* THE PROBLEM *
Reproduce the listing below word for word, with no pictures.

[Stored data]
(begin)

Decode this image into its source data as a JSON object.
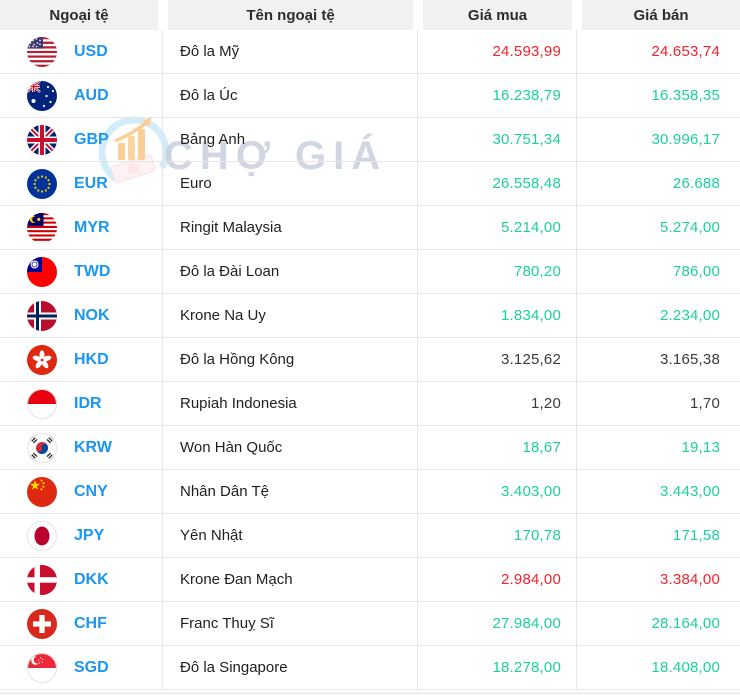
{
  "colors": {
    "up": "#1dcf9f",
    "down": "#f1232d",
    "flat": "#3b3b3b",
    "code_blue": "#1a96f3",
    "header_bg": "#f1f1f2",
    "header_text": "#2d2d2d",
    "row_border": "#e6e6e8",
    "name_text": "#1f1f1f",
    "watermark": "#c6ccdb"
  },
  "header": {
    "columns": [
      "Ngoại tệ",
      "Tên ngoại tệ",
      "Giá mua",
      "Giá bán"
    ]
  },
  "watermark": {
    "text": "CHỢ GIÁ",
    "logo_icon": "cho-gia-logo-icon"
  },
  "table": {
    "rows": [
      {
        "code": "USD",
        "flag": "usd-flag-icon",
        "name": "Đô la Mỹ",
        "buy": "24.593,99",
        "sell": "24.653,74",
        "trend": "down"
      },
      {
        "code": "AUD",
        "flag": "aud-flag-icon",
        "name": "Đô la Úc",
        "buy": "16.238,79",
        "sell": "16.358,35",
        "trend": "up"
      },
      {
        "code": "GBP",
        "flag": "gbp-flag-icon",
        "name": "Bảng Anh",
        "buy": "30.751,34",
        "sell": "30.996,17",
        "trend": "up"
      },
      {
        "code": "EUR",
        "flag": "eur-flag-icon",
        "name": "Euro",
        "buy": "26.558,48",
        "sell": "26.688",
        "trend": "up"
      },
      {
        "code": "MYR",
        "flag": "myr-flag-icon",
        "name": "Ringit Malaysia",
        "buy": "5.214,00",
        "sell": "5.274,00",
        "trend": "up"
      },
      {
        "code": "TWD",
        "flag": "twd-flag-icon",
        "name": "Đô la Đài Loan",
        "buy": "780,20",
        "sell": "786,00",
        "trend": "up"
      },
      {
        "code": "NOK",
        "flag": "nok-flag-icon",
        "name": "Krone Na Uy",
        "buy": "1.834,00",
        "sell": "2.234,00",
        "trend": "up"
      },
      {
        "code": "HKD",
        "flag": "hkd-flag-icon",
        "name": "Đô la Hồng Kông",
        "buy": "3.125,62",
        "sell": "3.165,38",
        "trend": "flat"
      },
      {
        "code": "IDR",
        "flag": "idr-flag-icon",
        "name": "Rupiah Indonesia",
        "buy": "1,20",
        "sell": "1,70",
        "trend": "flat"
      },
      {
        "code": "KRW",
        "flag": "krw-flag-icon",
        "name": "Won Hàn Quốc",
        "buy": "18,67",
        "sell": "19,13",
        "trend": "up"
      },
      {
        "code": "CNY",
        "flag": "cny-flag-icon",
        "name": "Nhân Dân Tệ",
        "buy": "3.403,00",
        "sell": "3.443,00",
        "trend": "up"
      },
      {
        "code": "JPY",
        "flag": "jpy-flag-icon",
        "name": "Yên Nhật",
        "buy": "170,78",
        "sell": "171,58",
        "trend": "up"
      },
      {
        "code": "DKK",
        "flag": "dkk-flag-icon",
        "name": "Krone Đan Mạch",
        "buy": "2.984,00",
        "sell": "3.384,00",
        "trend": "down"
      },
      {
        "code": "CHF",
        "flag": "chf-flag-icon",
        "name": "Franc Thuỵ Sĩ",
        "buy": "27.984,00",
        "sell": "28.164,00",
        "trend": "up"
      },
      {
        "code": "SGD",
        "flag": "sgd-flag-icon",
        "name": "Đô la Singapore",
        "buy": "18.278,00",
        "sell": "18.408,00",
        "trend": "up"
      }
    ]
  }
}
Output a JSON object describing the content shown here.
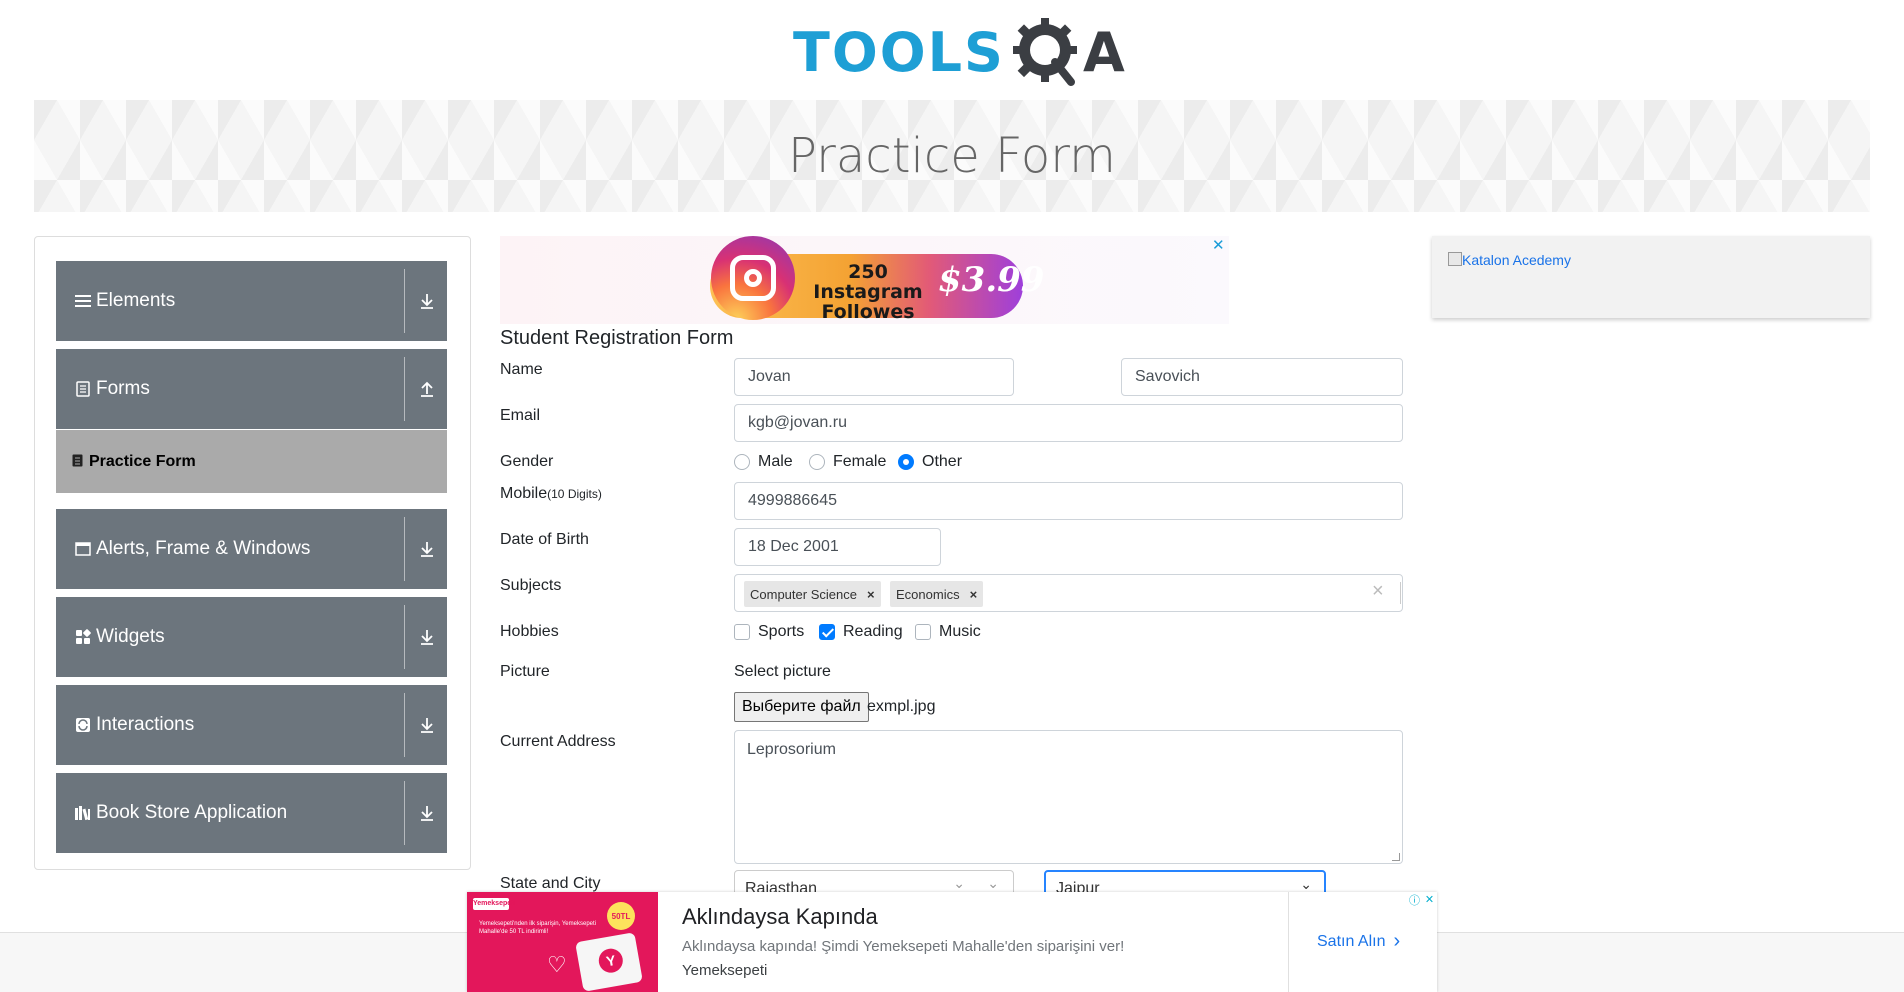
{
  "logo": {
    "brand_left": "TOOLS",
    "brand_right": "A"
  },
  "banner": {
    "title": "Practice Form"
  },
  "sidebar": {
    "groups": [
      {
        "label": "Elements",
        "icon": "menu-icon",
        "arrow": "down"
      },
      {
        "label": "Forms",
        "icon": "form-icon",
        "arrow": "up"
      },
      {
        "label": "Alerts, Frame & Windows",
        "icon": "window-icon",
        "arrow": "down"
      },
      {
        "label": "Widgets",
        "icon": "widgets-icon",
        "arrow": "down"
      },
      {
        "label": "Interactions",
        "icon": "interactions-icon",
        "arrow": "down"
      },
      {
        "label": "Book Store Application",
        "icon": "books-icon",
        "arrow": "down"
      }
    ],
    "active_item": "Practice Form"
  },
  "ad_top": {
    "line1": "250 Instagram",
    "line2": "Followes",
    "price": "$3.99",
    "close": "✕"
  },
  "ad_right": {
    "alt_text": "Katalon Acedemy"
  },
  "form": {
    "title": "Student Registration Form",
    "name_label": "Name",
    "first_name": "Jovan",
    "last_name": "Savovich",
    "email_label": "Email",
    "email": "kgb@jovan.ru",
    "gender_label": "Gender",
    "gender_options": [
      "Male",
      "Female",
      "Other"
    ],
    "gender_selected": "Other",
    "mobile_label": "Mobile",
    "mobile_hint": "(10 Digits)",
    "mobile": "4999886645",
    "dob_label": "Date of Birth",
    "dob": "18 Dec 2001",
    "subjects_label": "Subjects",
    "subjects": [
      "Computer Science",
      "Economics"
    ],
    "subjects_clear": "×",
    "hobbies_label": "Hobbies",
    "hobbies": [
      {
        "label": "Sports",
        "checked": false
      },
      {
        "label": "Reading",
        "checked": true
      },
      {
        "label": "Music",
        "checked": false
      }
    ],
    "picture_label": "Picture",
    "select_picture": "Select picture",
    "file_button": "Выберите файл",
    "file_name": "exmpl.jpg",
    "address_label": "Current Address",
    "address": "Leprosorium",
    "state_city_label": "State and City",
    "state": "Rajasthan",
    "city": "Jaipur"
  },
  "ad_bottom": {
    "title": "Aklındaysa Kapında",
    "description": "Aklındaysa kapında! Şimdi Yemeksepeti Mahalle'den siparişini ver!",
    "brand": "Yemeksepeti",
    "cta": "Satın Alın",
    "img_logo": "Yemeksepeti",
    "img_badge": "50TL",
    "img_text": "Yemeksepeti'nden ilk siparişin, Yemeksepeti Mahalle'de 50 TL indirimli!"
  },
  "colors": {
    "sidebar_bg": "#6c757d",
    "active_item_bg": "#aaaaaa",
    "accent": "#007bff",
    "logo_blue": "#1e9fd5",
    "logo_dark": "#3b3e43"
  }
}
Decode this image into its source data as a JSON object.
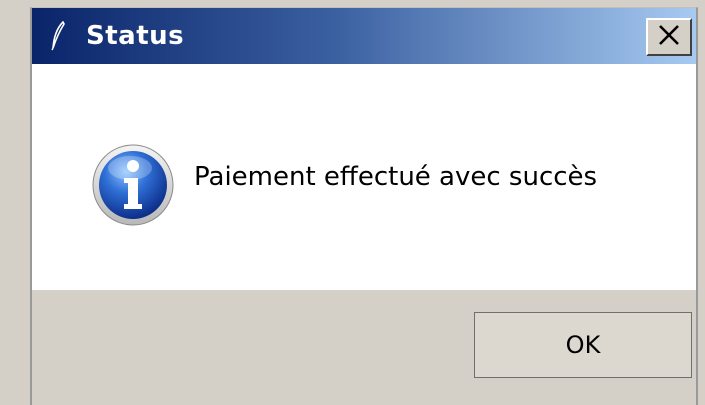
{
  "dialog": {
    "title": "Status",
    "title_icon": "feather-icon",
    "close_icon": "close-icon",
    "message": "Paiement effectué avec succès",
    "message_icon": "info-icon",
    "ok_label": "OK"
  },
  "colors": {
    "titlebar_start": "#0a246a",
    "titlebar_end": "#a6caf0",
    "button_face": "#d4d0c8",
    "content_bg": "#ffffff"
  }
}
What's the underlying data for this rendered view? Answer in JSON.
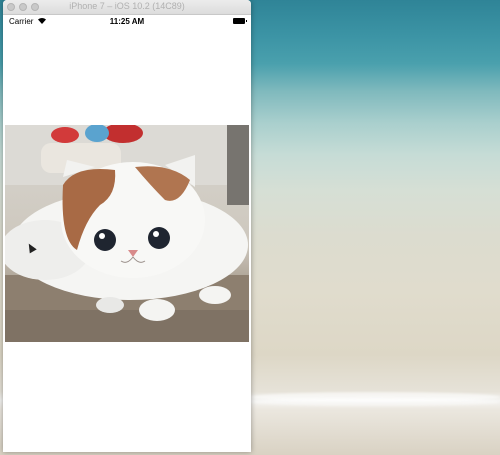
{
  "window": {
    "title": "iPhone 7 – iOS 10.2 (14C89)"
  },
  "statusbar": {
    "carrier": "Carrier",
    "time": "11:25 AM"
  },
  "colors": {
    "sea": "#3c94a5",
    "sand": "#e0dccd",
    "window_bg": "#ffffff"
  },
  "icons": [
    "close-button",
    "minimize-button",
    "zoom-button",
    "wifi-icon",
    "battery-icon",
    "mouse-cursor-icon"
  ]
}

(end)

* TASK ANSWER *
Decode this image into its source data as a JSON object.
{
  "colors": {
    "up": "#1dcf9f",
    "down": "#f1232d",
    "flat": "#3b3b3b",
    "code_blue": "#1a96f3",
    "header_bg": "#f1f1f2",
    "header_text": "#2d2d2d",
    "row_border": "#e6e6e8",
    "name_text": "#1f1f1f",
    "watermark": "#c6ccdb"
  },
  "header": {
    "columns": [
      "Ngoại tệ",
      "Tên ngoại tệ",
      "Giá mua",
      "Giá bán"
    ]
  },
  "watermark": {
    "text": "CHỢ GIÁ",
    "logo_icon": "cho-gia-logo-icon"
  },
  "table": {
    "rows": [
      {
        "code": "USD",
        "flag": "usd-flag-icon",
        "name": "Đô la Mỹ",
        "buy": "24.593,99",
        "sell": "24.653,74",
        "trend": "down"
      },
      {
        "code": "AUD",
        "flag": "aud-flag-icon",
        "name": "Đô la Úc",
        "buy": "16.238,79",
        "sell": "16.358,35",
        "trend": "up"
      },
      {
        "code": "GBP",
        "flag": "gbp-flag-icon",
        "name": "Bảng Anh",
        "buy": "30.751,34",
        "sell": "30.996,17",
        "trend": "up"
      },
      {
        "code": "EUR",
        "flag": "eur-flag-icon",
        "name": "Euro",
        "buy": "26.558,48",
        "sell": "26.688",
        "trend": "up"
      },
      {
        "code": "MYR",
        "flag": "myr-flag-icon",
        "name": "Ringit Malaysia",
        "buy": "5.214,00",
        "sell": "5.274,00",
        "trend": "up"
      },
      {
        "code": "TWD",
        "flag": "twd-flag-icon",
        "name": "Đô la Đài Loan",
        "buy": "780,20",
        "sell": "786,00",
        "trend": "up"
      },
      {
        "code": "NOK",
        "flag": "nok-flag-icon",
        "name": "Krone Na Uy",
        "buy": "1.834,00",
        "sell": "2.234,00",
        "trend": "up"
      },
      {
        "code": "HKD",
        "flag": "hkd-flag-icon",
        "name": "Đô la Hồng Kông",
        "buy": "3.125,62",
        "sell": "3.165,38",
        "trend": "flat"
      },
      {
        "code": "IDR",
        "flag": "idr-flag-icon",
        "name": "Rupiah Indonesia",
        "buy": "1,20",
        "sell": "1,70",
        "trend": "flat"
      },
      {
        "code": "KRW",
        "flag": "krw-flag-icon",
        "name": "Won Hàn Quốc",
        "buy": "18,67",
        "sell": "19,13",
        "trend": "up"
      },
      {
        "code": "CNY",
        "flag": "cny-flag-icon",
        "name": "Nhân Dân Tệ",
        "buy": "3.403,00",
        "sell": "3.443,00",
        "trend": "up"
      },
      {
        "code": "JPY",
        "flag": "jpy-flag-icon",
        "name": "Yên Nhật",
        "buy": "170,78",
        "sell": "171,58",
        "trend": "up"
      },
      {
        "code": "DKK",
        "flag": "dkk-flag-icon",
        "name": "Krone Đan Mạch",
        "buy": "2.984,00",
        "sell": "3.384,00",
        "trend": "down"
      },
      {
        "code": "CHF",
        "flag": "chf-flag-icon",
        "name": "Franc Thuỵ Sĩ",
        "buy": "27.984,00",
        "sell": "28.164,00",
        "trend": "up"
      },
      {
        "code": "SGD",
        "flag": "sgd-flag-icon",
        "name": "Đô la Singapore",
        "buy": "18.278,00",
        "sell": "18.408,00",
        "trend": "up"
      }
    ]
  }
}
Output a JSON object describing the content shown here.
{
  "logo": {
    "brand_left": "TOOLS",
    "brand_right": "A"
  },
  "banner": {
    "title": "Practice Form"
  },
  "sidebar": {
    "groups": [
      {
        "label": "Elements",
        "icon": "menu-icon",
        "arrow": "down"
      },
      {
        "label": "Forms",
        "icon": "form-icon",
        "arrow": "up"
      },
      {
        "label": "Alerts, Frame & Windows",
        "icon": "window-icon",
        "arrow": "down"
      },
      {
        "label": "Widgets",
        "icon": "widgets-icon",
        "arrow": "down"
      },
      {
        "label": "Interactions",
        "icon": "interactions-icon",
        "arrow": "down"
      },
      {
        "label": "Book Store Application",
        "icon": "books-icon",
        "arrow": "down"
      }
    ],
    "active_item": "Practice Form"
  },
  "ad_top": {
    "line1": "250 Instagram",
    "line2": "Followes",
    "price": "$3.99",
    "close": "✕"
  },
  "ad_right": {
    "alt_text": "Katalon Acedemy"
  },
  "form": {
    "title": "Student Registration Form",
    "name_label": "Name",
    "first_name": "Jovan",
    "last_name": "Savovich",
    "email_label": "Email",
    "email": "kgb@jovan.ru",
    "gender_label": "Gender",
    "gender_options": [
      "Male",
      "Female",
      "Other"
    ],
    "gender_selected": "Other",
    "mobile_label": "Mobile",
    "mobile_hint": "(10 Digits)",
    "mobile": "4999886645",
    "dob_label": "Date of Birth",
    "dob": "18 Dec 2001",
    "subjects_label": "Subjects",
    "subjects": [
      "Computer Science",
      "Economics"
    ],
    "subjects_clear": "×",
    "hobbies_label": "Hobbies",
    "hobbies": [
      {
        "label": "Sports",
        "checked": false
      },
      {
        "label": "Reading",
        "checked": true
      },
      {
        "label": "Music",
        "checked": false
      }
    ],
    "picture_label": "Picture",
    "select_picture": "Select picture",
    "file_button": "Выберите файл",
    "file_name": "exmpl.jpg",
    "address_label": "Current Address",
    "address": "Leprosorium",
    "state_city_label": "State and City",
    "state": "Rajasthan",
    "city": "Jaipur"
  },
  "ad_bottom": {
    "title": "Aklındaysa Kapında",
    "description": "Aklındaysa kapında! Şimdi Yemeksepeti Mahalle'den siparişini ver!",
    "brand": "Yemeksepeti",
    "cta": "Satın Alın",
    "img_logo": "Yemeksepeti",
    "img_badge": "50TL",
    "img_text": "Yemeksepeti'nden ilk siparişin, Yemeksepeti Mahalle'de 50 TL indirimli!"
  },
  "colors": {
    "sidebar_bg": "#6c757d",
    "active_item_bg": "#aaaaaa",
    "accent": "#007bff",
    "logo_blue": "#1e9fd5",
    "logo_dark": "#3b3e43"
  }
}
Decode this image into its source data as a JSON object.
{
  "dialog": {
    "title": "Status",
    "title_icon": "feather-icon",
    "close_icon": "close-icon",
    "message": "Paiement effectué avec succès",
    "message_icon": "info-icon",
    "ok_label": "OK"
  },
  "colors": {
    "titlebar_start": "#0a246a",
    "titlebar_end": "#a6caf0",
    "button_face": "#d4d0c8",
    "content_bg": "#ffffff"
  }
}
What's the underlying data for this rendered view? Answer in JSON.
{
  "window": {
    "title": "iPhone 7 – iOS 10.2 (14C89)"
  },
  "statusbar": {
    "carrier": "Carrier",
    "time": "11:25 AM"
  },
  "colors": {
    "sea": "#3c94a5",
    "sand": "#e0dccd",
    "window_bg": "#ffffff"
  },
  "icons": [
    "close-button",
    "minimize-button",
    "zoom-button",
    "wifi-icon",
    "battery-icon",
    "mouse-cursor-icon"
  ]
}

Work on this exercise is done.